**Exercise prompt:** Wherever a line in the data below holds "Total", copy that line.

**Data for processing:**
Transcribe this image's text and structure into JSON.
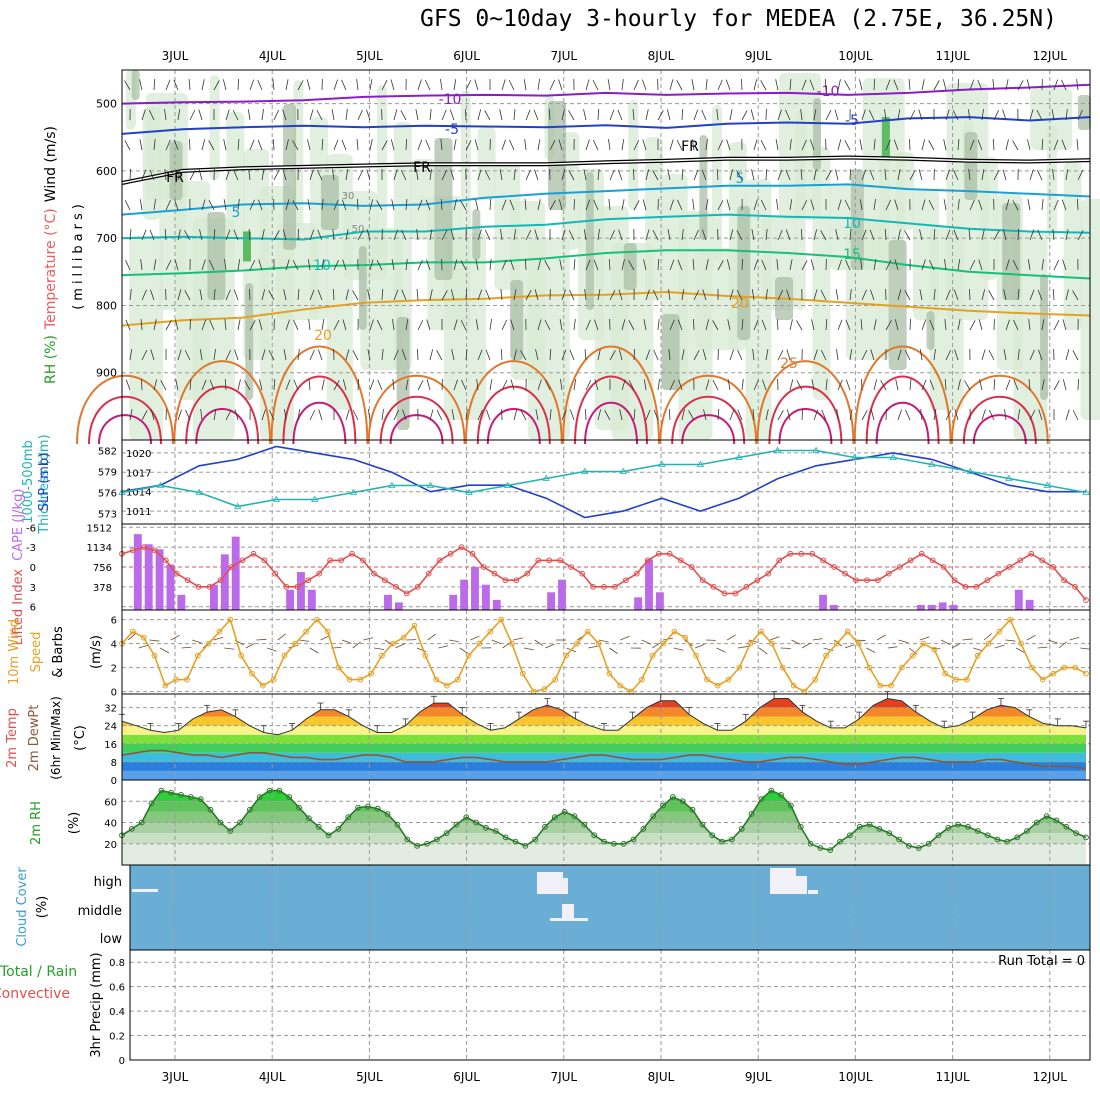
{
  "title": "GFS 0~10day 3-hourly for MEDEA (2.75E, 36.25N)",
  "chart_data": {
    "type": "meteogram",
    "dates": [
      "3JUL",
      "4JUL",
      "5JUL",
      "6JUL",
      "7JUL",
      "8JUL",
      "9JUL",
      "10JUL",
      "11JUL",
      "12JUL"
    ],
    "run_total_label": "Run Total = 0",
    "panels": {
      "upper_air": {
        "type": "line",
        "ylabel_parts": [
          "RH (%)",
          "Temperature (°C)",
          "Wind (m/s)"
        ],
        "ylabel2": "(millibars)",
        "yticks": [
          500,
          600,
          700,
          800,
          900
        ],
        "ylim": [
          1000,
          450
        ],
        "contour_labels": [
          "-10",
          "-5",
          "FR",
          "5",
          "10",
          "15",
          "20",
          "25",
          "30",
          "50"
        ],
        "isotherms": [
          {
            "label": "-10",
            "color": "#8a1cc9",
            "levels": [
              500,
              498,
              497,
              495,
              490,
              488,
              487,
              488,
              484,
              487,
              485,
              484,
              487,
              484,
              479,
              476,
              472
            ]
          },
          {
            "label": "-5",
            "color": "#2340c8",
            "levels": [
              545,
              538,
              535,
              533,
              535,
              533,
              534,
              535,
              532,
              536,
              530,
              528,
              530,
              522,
              520,
              525,
              520
            ]
          },
          {
            "label": "FR",
            "color": "#000000",
            "levels": [
              618,
              600,
              596,
              594,
              592,
              590,
              590,
              590,
              587,
              585,
              582,
              582,
              580,
              582,
              585,
              586,
              584
            ]
          },
          {
            "label": "5",
            "color": "#1aa0d6",
            "levels": [
              665,
              658,
              650,
              648,
              652,
              650,
              640,
              634,
              630,
              626,
              622,
              622,
              620,
              627,
              630,
              634,
              638
            ]
          },
          {
            "label": "10",
            "color": "#13b8b8",
            "levels": [
              700,
              698,
              700,
              702,
              690,
              690,
              683,
              680,
              672,
              668,
              665,
              668,
              670,
              678,
              686,
              690,
              692
            ]
          },
          {
            "label": "15",
            "color": "#16c07a",
            "levels": [
              755,
              752,
              748,
              742,
              740,
              736,
              736,
              730,
              722,
              718,
              718,
              722,
              728,
              740,
              750,
              755,
              760
            ]
          },
          {
            "label": "20",
            "color": "#e5a124",
            "levels": [
              830,
              822,
              818,
              806,
              796,
              792,
              790,
              785,
              784,
              780,
              786,
              790,
              796,
              802,
              808,
              812,
              815
            ]
          }
        ]
      },
      "sfc_pressure": {
        "type": "line",
        "ylabel_parts": [
          "1000-500mb",
          "Thickness (dm)",
          "SLP (mb)"
        ],
        "yticks_left": [
          582,
          579,
          576,
          573
        ],
        "yticks_right": [
          1020,
          1017,
          1014,
          1011
        ],
        "slp": [
          1014,
          1015,
          1018,
          1019,
          1021,
          1020,
          1019,
          1017,
          1014,
          1015,
          1015,
          1013,
          1010,
          1011,
          1013,
          1011,
          1013,
          1016,
          1018,
          1019,
          1020,
          1019,
          1017,
          1015,
          1014,
          1014
        ],
        "thickness": [
          576,
          577,
          576,
          574,
          575,
          575,
          576,
          577,
          577,
          576,
          577,
          578,
          579,
          579,
          580,
          580,
          581,
          582,
          582,
          581,
          581,
          580,
          579,
          578,
          577,
          576
        ]
      },
      "instability": {
        "type": "bar",
        "ylabel_parts": [
          "Lifted Index",
          "CAPE (J/kg)"
        ],
        "yticks_left": [
          "-6",
          "-3",
          "0",
          "3",
          "6"
        ],
        "yticks_right": [
          "1512",
          "1134",
          "756",
          "378"
        ],
        "cape": [
          0,
          1500,
          1300,
          1200,
          900,
          300,
          0,
          0,
          500,
          1100,
          1450,
          0,
          0,
          0,
          0,
          400,
          750,
          400,
          0,
          0,
          0,
          0,
          0,
          0,
          300,
          150,
          0,
          0,
          0,
          0,
          300,
          600,
          850,
          500,
          200,
          0,
          0,
          0,
          0,
          350,
          600,
          0,
          0,
          0,
          0,
          0,
          0,
          250,
          1000,
          350,
          0,
          0,
          0,
          0,
          0,
          0,
          0,
          0,
          0,
          0,
          0,
          0,
          0,
          0,
          300,
          100,
          0,
          0,
          0,
          0,
          0,
          0,
          0,
          100,
          100,
          150,
          100,
          0,
          0,
          0,
          0,
          0,
          400,
          200,
          0,
          0,
          0,
          0,
          0
        ],
        "lifted_index": [
          -2,
          -2.5,
          -3,
          -2.5,
          -1,
          1,
          2,
          3,
          3,
          2,
          0,
          -1,
          -2,
          -1,
          1,
          3,
          3,
          2,
          1,
          -1,
          -1,
          -2,
          -1,
          1,
          2,
          3,
          4,
          3,
          1,
          -1,
          -2,
          -3,
          -2,
          0,
          1,
          2,
          2,
          1,
          -1,
          -1,
          -1,
          0,
          1,
          3,
          3,
          3,
          2,
          1,
          -1,
          -2,
          -2,
          -1,
          0,
          2,
          3,
          4,
          4,
          3,
          2,
          1,
          -1,
          -2,
          -2,
          -2,
          -1,
          0,
          1,
          2,
          2,
          2,
          1,
          0,
          -1,
          -2,
          -1,
          0,
          2,
          3,
          3,
          2,
          1,
          0,
          -1,
          -2,
          -1,
          0,
          2,
          3,
          5
        ]
      },
      "wind10m": {
        "type": "line",
        "ylabel_parts": [
          "10m Wind",
          "Speed",
          "& Barbs",
          "(m/s)"
        ],
        "yticks": [
          6,
          4,
          2,
          0
        ],
        "speed": [
          4,
          5,
          4.5,
          3,
          0.5,
          1,
          1,
          3,
          4,
          5,
          6,
          3,
          1.5,
          0.5,
          1,
          3,
          4,
          5,
          6,
          5,
          2,
          1,
          1,
          1.5,
          3,
          4,
          4.5,
          5.5,
          3,
          1,
          0.5,
          1,
          3,
          4,
          5,
          6,
          4,
          1.5,
          0,
          0.2,
          1,
          3,
          4,
          5,
          4,
          1.5,
          0.5,
          0,
          1,
          3,
          4,
          5,
          4.5,
          3,
          1,
          0.5,
          1,
          2,
          4,
          5,
          4,
          2,
          0.5,
          0,
          1,
          3,
          4,
          5,
          4,
          2,
          0.5,
          0.5,
          2,
          3,
          4,
          3.5,
          1.5,
          1,
          1,
          3,
          4,
          5,
          6,
          4,
          2,
          1,
          1.5,
          2,
          2,
          1.5
        ]
      },
      "temperature": {
        "type": "area",
        "ylabel_parts": [
          "2m Temp",
          "2m DewPt",
          "(6hr Min/Max)",
          "(°C)"
        ],
        "yticks": [
          32,
          24,
          16,
          8,
          0
        ],
        "temp": [
          26,
          24,
          22,
          21,
          22,
          27,
          30,
          31,
          28,
          24,
          21,
          20,
          22,
          27,
          31,
          31,
          28,
          24,
          21,
          21,
          24,
          30,
          34,
          34,
          29,
          25,
          22,
          23,
          27,
          31,
          33,
          31,
          27,
          24,
          22,
          22,
          27,
          32,
          35,
          35,
          29,
          25,
          22,
          22,
          26,
          32,
          36,
          36,
          30,
          26,
          23,
          23,
          27,
          33,
          36,
          35,
          30,
          26,
          23,
          24,
          27,
          31,
          33,
          32,
          28,
          25,
          24,
          24,
          23
        ],
        "dewpt": [
          11,
          12,
          13,
          13,
          12,
          11,
          11,
          10,
          11,
          12,
          12,
          11,
          10,
          10,
          9,
          9,
          10,
          11,
          11,
          10,
          8,
          8,
          8,
          9,
          10,
          10,
          9,
          8,
          8,
          8,
          8,
          9,
          10,
          11,
          11,
          10,
          9,
          9,
          9,
          10,
          11,
          11,
          10,
          9,
          8,
          8,
          9,
          10,
          10,
          9,
          8,
          7,
          7,
          8,
          9,
          10,
          10,
          9,
          8,
          8,
          8,
          9,
          9,
          8,
          7,
          6,
          6,
          6,
          5
        ]
      },
      "rh2m": {
        "type": "area",
        "ylabel_parts": [
          "2m RH",
          "(%)"
        ],
        "yticks": [
          60,
          40,
          20
        ],
        "rh": [
          28,
          34,
          40,
          58,
          70,
          68,
          66,
          64,
          62,
          52,
          40,
          32,
          40,
          52,
          64,
          70,
          70,
          64,
          54,
          44,
          36,
          28,
          34,
          45,
          54,
          55,
          53,
          48,
          38,
          24,
          18,
          20,
          24,
          30,
          38,
          45,
          40,
          35,
          32,
          26,
          22,
          18,
          24,
          36,
          45,
          50,
          46,
          38,
          28,
          22,
          20,
          20,
          24,
          34,
          46,
          56,
          64,
          60,
          52,
          38,
          28,
          22,
          24,
          34,
          48,
          62,
          70,
          66,
          56,
          36,
          20,
          16,
          14,
          22,
          28,
          36,
          38,
          34,
          30,
          24,
          18,
          16,
          20,
          28,
          35,
          38,
          36,
          32,
          28,
          24,
          22,
          26,
          32,
          40,
          46,
          42,
          36,
          30,
          26
        ]
      },
      "cloud_cover": {
        "type": "bar",
        "ylabel_parts": [
          "Cloud Cover",
          "(%)"
        ],
        "levels": [
          "high",
          "middle",
          "low"
        ]
      },
      "precip": {
        "type": "bar",
        "ylabel_parts": [
          "Total / Rain",
          "Convective",
          "3hr Precip (mm)"
        ],
        "yticks": [
          "0.8",
          "0.6",
          "0.4",
          "0.2",
          "0"
        ],
        "ylim": [
          0,
          0.9
        ],
        "values": []
      }
    }
  }
}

**The answer:**
    "run_total_label": "Run Total = 0",
          "Total / Rain",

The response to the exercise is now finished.